INPUT DATA =>
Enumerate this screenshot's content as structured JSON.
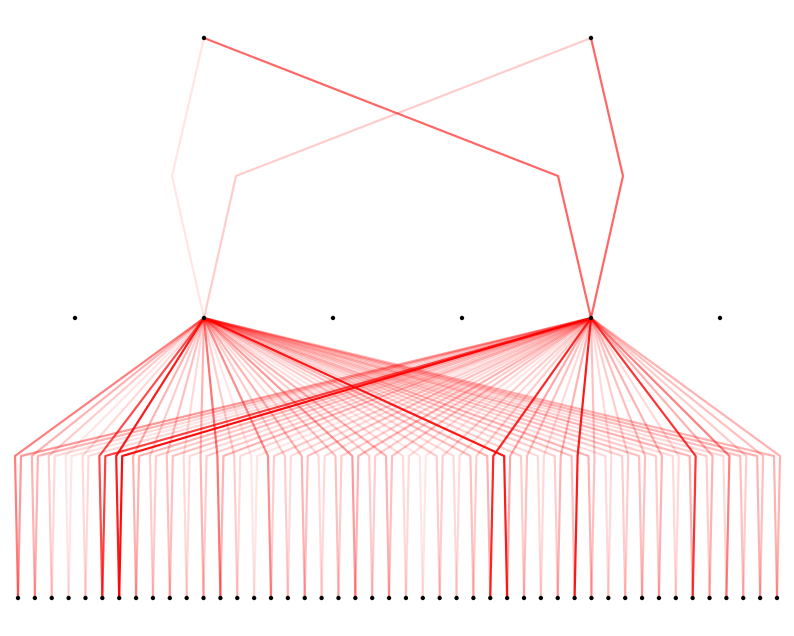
{
  "diagram": {
    "type": "layered-network",
    "edge_color": "#ff0000",
    "node_color": "#000000",
    "layers": [
      {
        "name": "top",
        "node_count": 2
      },
      {
        "name": "middle",
        "node_count": 6
      },
      {
        "name": "bottom",
        "node_count": 46
      }
    ],
    "edges": [
      {
        "from": "top-0",
        "to": "middle-1",
        "strength": 0.1
      },
      {
        "from": "top-0",
        "to": "middle-4",
        "strength": 0.6
      },
      {
        "from": "top-1",
        "to": "middle-1",
        "strength": 0.2
      },
      {
        "from": "top-1",
        "to": "middle-4",
        "strength": 0.6
      }
    ],
    "hub_edges": [
      {
        "hub": "middle-1",
        "targets": [
          0,
          1,
          2,
          3,
          4,
          5,
          6,
          7,
          8,
          9,
          10,
          11,
          12,
          13,
          14,
          15,
          16,
          17,
          18,
          19,
          20,
          21,
          22,
          23,
          24,
          25,
          26,
          27,
          28,
          29,
          30,
          31,
          32,
          33,
          34,
          35,
          36,
          37,
          38,
          39,
          40,
          41,
          42,
          43,
          44,
          45
        ],
        "strengths": [
          0.5,
          0.3,
          0.2,
          0.1,
          0.15,
          0.7,
          0.9,
          0.3,
          0.2,
          0.25,
          0.15,
          0.3,
          0.55,
          0.2,
          0.1,
          0.45,
          0.2,
          0.3,
          0.15,
          0.25,
          0.4,
          0.2,
          0.3,
          0.15,
          0.1,
          0.2,
          0.15,
          0.25,
          0.3,
          0.9,
          0.2,
          0.15,
          0.2,
          0.25,
          0.3,
          0.15,
          0.2,
          0.25,
          0.2,
          0.15,
          0.3,
          0.2,
          0.15,
          0.25,
          0.3,
          0.3
        ]
      },
      {
        "hub": "middle-4",
        "targets": [
          0,
          1,
          2,
          3,
          4,
          5,
          6,
          7,
          8,
          9,
          10,
          11,
          12,
          13,
          14,
          15,
          16,
          17,
          18,
          19,
          20,
          21,
          22,
          23,
          24,
          25,
          26,
          27,
          28,
          29,
          30,
          31,
          32,
          33,
          34,
          35,
          36,
          37,
          38,
          39,
          40,
          41,
          42,
          43,
          44,
          45
        ],
        "strengths": [
          0.4,
          0.3,
          0.15,
          0.1,
          0.15,
          0.75,
          0.95,
          0.3,
          0.2,
          0.25,
          0.15,
          0.2,
          0.3,
          0.15,
          0.1,
          0.2,
          0.15,
          0.25,
          0.15,
          0.2,
          0.3,
          0.2,
          0.25,
          0.15,
          0.1,
          0.2,
          0.15,
          0.2,
          0.85,
          0.35,
          0.25,
          0.15,
          0.3,
          0.9,
          0.25,
          0.15,
          0.2,
          0.25,
          0.3,
          0.15,
          0.8,
          0.3,
          0.5,
          0.2,
          0.25,
          0.3
        ]
      }
    ]
  }
}
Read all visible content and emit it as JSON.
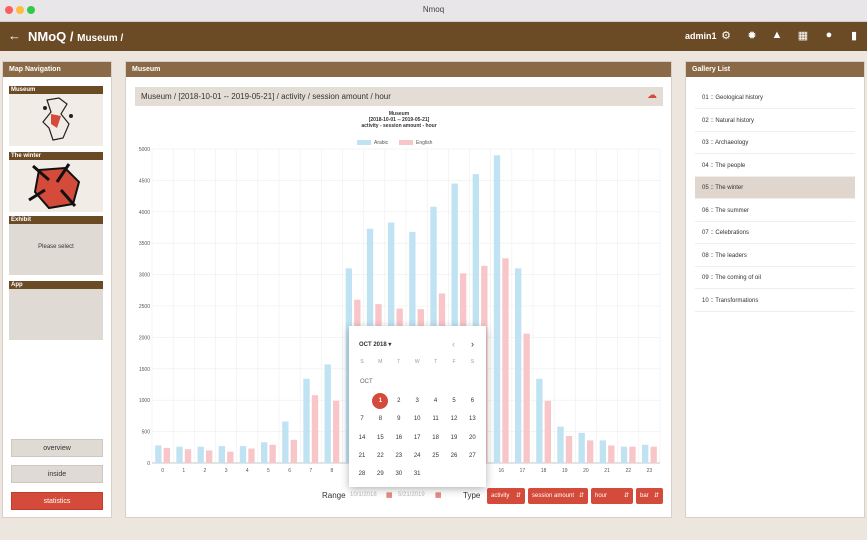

STATED GOAL => Give back only a number, the number of lines where the string "JSON" occurs.

PROBLEM SOLUTION => 2